__Materials provided__:
++++++++++

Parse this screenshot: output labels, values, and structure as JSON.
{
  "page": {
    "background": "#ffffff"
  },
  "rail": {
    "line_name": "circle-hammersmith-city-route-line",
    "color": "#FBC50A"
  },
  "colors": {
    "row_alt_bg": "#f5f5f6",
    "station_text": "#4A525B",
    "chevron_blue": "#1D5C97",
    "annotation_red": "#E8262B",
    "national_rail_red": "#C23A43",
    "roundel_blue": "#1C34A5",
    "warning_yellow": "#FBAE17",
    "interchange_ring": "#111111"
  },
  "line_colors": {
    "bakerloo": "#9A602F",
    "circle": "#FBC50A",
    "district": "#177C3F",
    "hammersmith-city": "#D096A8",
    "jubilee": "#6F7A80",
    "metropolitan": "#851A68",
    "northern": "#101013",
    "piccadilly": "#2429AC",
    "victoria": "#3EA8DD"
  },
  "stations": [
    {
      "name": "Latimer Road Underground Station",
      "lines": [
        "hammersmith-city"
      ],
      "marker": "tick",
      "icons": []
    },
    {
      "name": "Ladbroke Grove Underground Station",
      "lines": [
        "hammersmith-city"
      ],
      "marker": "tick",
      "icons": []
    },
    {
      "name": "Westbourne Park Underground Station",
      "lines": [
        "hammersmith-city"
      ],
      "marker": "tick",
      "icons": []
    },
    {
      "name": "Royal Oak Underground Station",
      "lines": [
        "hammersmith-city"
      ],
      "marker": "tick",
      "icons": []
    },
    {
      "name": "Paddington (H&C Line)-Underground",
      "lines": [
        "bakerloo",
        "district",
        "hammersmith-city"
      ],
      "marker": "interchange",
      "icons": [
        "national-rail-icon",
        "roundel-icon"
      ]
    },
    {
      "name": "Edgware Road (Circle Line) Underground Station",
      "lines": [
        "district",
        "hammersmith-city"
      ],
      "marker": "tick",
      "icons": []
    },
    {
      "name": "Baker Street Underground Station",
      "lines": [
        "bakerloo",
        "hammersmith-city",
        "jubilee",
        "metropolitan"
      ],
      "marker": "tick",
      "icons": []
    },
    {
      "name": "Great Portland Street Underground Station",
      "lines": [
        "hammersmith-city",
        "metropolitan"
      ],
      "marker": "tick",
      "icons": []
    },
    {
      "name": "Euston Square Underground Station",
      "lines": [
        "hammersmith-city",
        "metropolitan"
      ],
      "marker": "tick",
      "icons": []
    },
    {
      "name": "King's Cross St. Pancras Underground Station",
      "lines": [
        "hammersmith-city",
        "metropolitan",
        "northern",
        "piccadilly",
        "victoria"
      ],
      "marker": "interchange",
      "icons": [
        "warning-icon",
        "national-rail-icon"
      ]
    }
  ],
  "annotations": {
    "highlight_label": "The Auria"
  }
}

++++++++++

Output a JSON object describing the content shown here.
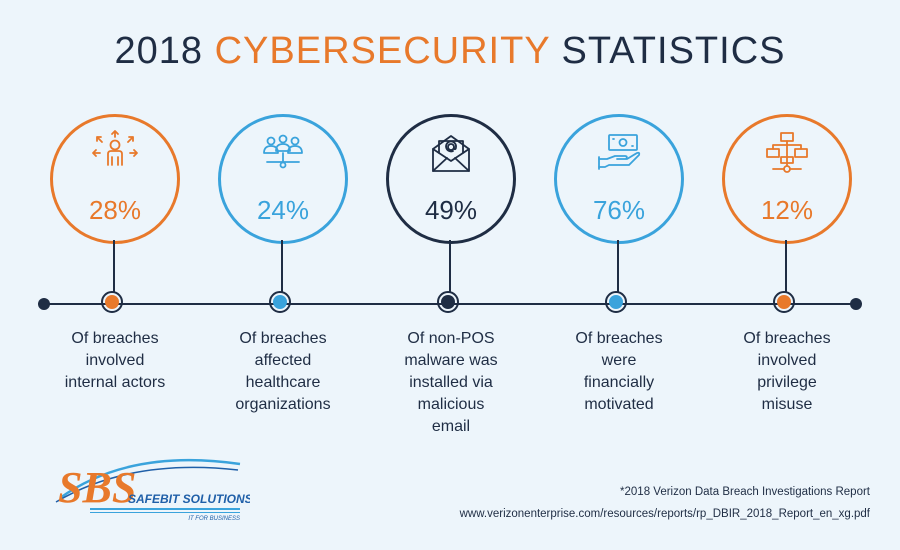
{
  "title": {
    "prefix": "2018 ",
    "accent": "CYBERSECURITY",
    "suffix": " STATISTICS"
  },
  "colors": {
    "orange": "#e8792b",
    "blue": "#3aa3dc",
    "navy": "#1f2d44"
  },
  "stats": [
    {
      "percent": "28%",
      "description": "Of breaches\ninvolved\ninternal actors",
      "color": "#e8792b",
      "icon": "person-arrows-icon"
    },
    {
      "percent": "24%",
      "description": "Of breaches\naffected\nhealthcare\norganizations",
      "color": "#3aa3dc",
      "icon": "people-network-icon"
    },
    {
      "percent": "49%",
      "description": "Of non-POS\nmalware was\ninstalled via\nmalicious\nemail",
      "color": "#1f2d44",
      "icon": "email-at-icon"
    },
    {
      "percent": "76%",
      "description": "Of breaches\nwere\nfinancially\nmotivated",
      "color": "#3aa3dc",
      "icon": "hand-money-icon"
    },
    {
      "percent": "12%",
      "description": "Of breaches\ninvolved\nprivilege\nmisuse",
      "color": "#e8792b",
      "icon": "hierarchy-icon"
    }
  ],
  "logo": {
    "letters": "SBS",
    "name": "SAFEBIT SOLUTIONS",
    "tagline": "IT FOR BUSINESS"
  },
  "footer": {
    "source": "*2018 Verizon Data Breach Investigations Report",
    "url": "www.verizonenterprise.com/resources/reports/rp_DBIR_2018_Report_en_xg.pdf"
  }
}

++++++++++

From the material above, count the lines that include "ninvolved" and give only the total.

2